Requirement: In the entries below, find the lines that contain the word "from" and copy them.

Records contained in a dataset:
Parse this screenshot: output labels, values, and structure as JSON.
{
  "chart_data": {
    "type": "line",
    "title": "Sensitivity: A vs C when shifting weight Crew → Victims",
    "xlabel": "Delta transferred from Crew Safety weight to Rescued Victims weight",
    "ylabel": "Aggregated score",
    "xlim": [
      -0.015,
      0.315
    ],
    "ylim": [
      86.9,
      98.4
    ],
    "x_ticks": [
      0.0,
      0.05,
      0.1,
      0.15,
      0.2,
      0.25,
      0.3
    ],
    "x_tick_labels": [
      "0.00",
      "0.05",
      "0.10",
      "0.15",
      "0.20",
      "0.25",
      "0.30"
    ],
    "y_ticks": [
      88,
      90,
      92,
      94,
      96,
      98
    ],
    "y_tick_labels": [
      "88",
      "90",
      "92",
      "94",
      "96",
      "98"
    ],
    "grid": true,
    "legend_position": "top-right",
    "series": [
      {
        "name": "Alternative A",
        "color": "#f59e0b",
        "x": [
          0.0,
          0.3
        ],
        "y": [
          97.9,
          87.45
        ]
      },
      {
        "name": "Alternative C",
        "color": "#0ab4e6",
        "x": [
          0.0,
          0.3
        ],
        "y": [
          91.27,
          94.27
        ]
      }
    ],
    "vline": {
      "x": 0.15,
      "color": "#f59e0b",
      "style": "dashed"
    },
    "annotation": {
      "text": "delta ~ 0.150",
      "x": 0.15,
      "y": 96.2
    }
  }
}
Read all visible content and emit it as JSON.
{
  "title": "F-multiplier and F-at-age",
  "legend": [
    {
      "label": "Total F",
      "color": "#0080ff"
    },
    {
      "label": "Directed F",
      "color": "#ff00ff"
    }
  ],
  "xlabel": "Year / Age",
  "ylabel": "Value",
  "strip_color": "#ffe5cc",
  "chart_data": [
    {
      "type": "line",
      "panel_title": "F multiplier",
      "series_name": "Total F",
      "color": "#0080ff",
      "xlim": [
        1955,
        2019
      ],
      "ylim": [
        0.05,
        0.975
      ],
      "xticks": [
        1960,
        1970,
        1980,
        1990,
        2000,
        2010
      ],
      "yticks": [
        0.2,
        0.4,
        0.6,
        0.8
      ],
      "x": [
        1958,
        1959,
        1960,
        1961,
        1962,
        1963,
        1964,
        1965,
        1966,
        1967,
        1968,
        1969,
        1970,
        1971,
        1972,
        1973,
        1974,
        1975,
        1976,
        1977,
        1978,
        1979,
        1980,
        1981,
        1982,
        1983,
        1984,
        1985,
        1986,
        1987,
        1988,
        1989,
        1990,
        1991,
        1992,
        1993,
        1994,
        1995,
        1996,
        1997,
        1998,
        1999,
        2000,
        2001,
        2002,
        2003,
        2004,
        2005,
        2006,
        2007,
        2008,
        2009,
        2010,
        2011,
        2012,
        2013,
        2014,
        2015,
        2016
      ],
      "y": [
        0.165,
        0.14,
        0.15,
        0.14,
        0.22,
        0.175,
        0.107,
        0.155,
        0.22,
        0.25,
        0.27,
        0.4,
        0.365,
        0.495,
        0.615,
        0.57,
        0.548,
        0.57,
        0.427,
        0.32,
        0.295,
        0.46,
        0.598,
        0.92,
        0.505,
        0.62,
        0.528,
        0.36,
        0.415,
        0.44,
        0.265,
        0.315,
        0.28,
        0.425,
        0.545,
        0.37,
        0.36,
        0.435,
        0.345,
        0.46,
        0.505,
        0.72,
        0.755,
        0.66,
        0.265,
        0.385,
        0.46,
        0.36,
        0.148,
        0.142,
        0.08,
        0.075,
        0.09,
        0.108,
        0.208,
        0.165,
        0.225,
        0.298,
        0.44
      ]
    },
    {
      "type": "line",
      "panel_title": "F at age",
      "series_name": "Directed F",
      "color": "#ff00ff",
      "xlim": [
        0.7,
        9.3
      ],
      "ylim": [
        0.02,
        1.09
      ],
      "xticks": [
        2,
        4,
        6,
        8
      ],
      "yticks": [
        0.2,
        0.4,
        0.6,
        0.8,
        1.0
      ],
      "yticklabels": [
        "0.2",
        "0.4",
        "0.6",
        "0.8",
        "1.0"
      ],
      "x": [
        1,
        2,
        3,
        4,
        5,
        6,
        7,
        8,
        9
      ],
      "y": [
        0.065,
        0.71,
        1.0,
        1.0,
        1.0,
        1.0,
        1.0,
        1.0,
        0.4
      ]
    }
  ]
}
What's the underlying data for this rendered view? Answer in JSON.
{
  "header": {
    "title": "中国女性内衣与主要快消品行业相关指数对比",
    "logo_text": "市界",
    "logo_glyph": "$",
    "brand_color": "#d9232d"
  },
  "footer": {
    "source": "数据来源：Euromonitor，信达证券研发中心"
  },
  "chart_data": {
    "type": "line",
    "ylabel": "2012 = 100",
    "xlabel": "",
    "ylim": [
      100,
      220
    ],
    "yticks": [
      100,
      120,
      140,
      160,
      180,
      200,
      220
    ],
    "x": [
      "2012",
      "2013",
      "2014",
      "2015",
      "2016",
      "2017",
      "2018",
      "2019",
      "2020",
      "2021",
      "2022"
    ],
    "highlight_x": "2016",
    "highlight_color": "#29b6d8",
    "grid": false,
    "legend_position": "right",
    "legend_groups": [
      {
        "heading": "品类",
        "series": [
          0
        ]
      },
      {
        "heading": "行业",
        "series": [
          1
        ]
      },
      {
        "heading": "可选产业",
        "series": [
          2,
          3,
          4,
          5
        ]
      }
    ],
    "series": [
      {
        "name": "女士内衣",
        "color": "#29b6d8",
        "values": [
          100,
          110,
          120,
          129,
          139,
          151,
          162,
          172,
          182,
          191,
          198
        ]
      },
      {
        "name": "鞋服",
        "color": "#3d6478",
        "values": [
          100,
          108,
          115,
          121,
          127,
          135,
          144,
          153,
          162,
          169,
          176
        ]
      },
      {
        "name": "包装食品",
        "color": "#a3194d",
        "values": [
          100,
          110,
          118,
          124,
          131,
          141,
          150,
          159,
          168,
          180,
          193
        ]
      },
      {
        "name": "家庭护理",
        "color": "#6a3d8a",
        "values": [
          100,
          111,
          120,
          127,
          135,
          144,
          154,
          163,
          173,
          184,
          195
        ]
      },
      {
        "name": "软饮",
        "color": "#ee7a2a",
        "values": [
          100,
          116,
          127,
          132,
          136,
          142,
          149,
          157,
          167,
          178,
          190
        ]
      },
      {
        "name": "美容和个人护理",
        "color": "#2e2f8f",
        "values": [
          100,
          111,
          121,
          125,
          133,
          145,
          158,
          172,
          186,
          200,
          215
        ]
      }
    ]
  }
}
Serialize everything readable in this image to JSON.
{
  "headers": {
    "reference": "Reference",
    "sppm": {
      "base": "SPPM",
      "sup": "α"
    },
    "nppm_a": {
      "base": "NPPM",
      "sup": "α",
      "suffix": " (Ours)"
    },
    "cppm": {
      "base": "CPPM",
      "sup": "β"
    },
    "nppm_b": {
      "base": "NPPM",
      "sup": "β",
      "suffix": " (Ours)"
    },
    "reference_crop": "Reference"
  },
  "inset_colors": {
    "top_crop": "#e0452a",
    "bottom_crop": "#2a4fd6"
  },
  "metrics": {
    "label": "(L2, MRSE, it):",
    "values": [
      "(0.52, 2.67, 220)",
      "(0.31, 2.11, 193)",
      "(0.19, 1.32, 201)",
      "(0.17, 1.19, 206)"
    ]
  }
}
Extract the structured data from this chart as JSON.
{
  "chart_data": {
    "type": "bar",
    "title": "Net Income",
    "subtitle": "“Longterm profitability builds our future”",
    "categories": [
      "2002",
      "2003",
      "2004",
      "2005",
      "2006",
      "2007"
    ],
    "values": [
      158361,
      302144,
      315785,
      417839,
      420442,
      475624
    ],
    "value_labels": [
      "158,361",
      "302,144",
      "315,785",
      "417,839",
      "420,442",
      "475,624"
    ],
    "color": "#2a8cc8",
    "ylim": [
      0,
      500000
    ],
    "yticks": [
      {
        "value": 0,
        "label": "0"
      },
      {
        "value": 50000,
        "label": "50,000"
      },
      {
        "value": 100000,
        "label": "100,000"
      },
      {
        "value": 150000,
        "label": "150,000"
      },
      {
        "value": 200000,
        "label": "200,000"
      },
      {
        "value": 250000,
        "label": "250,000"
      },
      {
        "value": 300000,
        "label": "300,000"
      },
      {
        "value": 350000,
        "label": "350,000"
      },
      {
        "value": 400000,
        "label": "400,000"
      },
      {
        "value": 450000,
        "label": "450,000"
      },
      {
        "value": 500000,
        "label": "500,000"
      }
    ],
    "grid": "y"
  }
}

Solution to the problem:
    "xlabel": "Delta transferred from Crew Safety weight to Rescued Victims weight",
Extract the structured data from this chart as JSON.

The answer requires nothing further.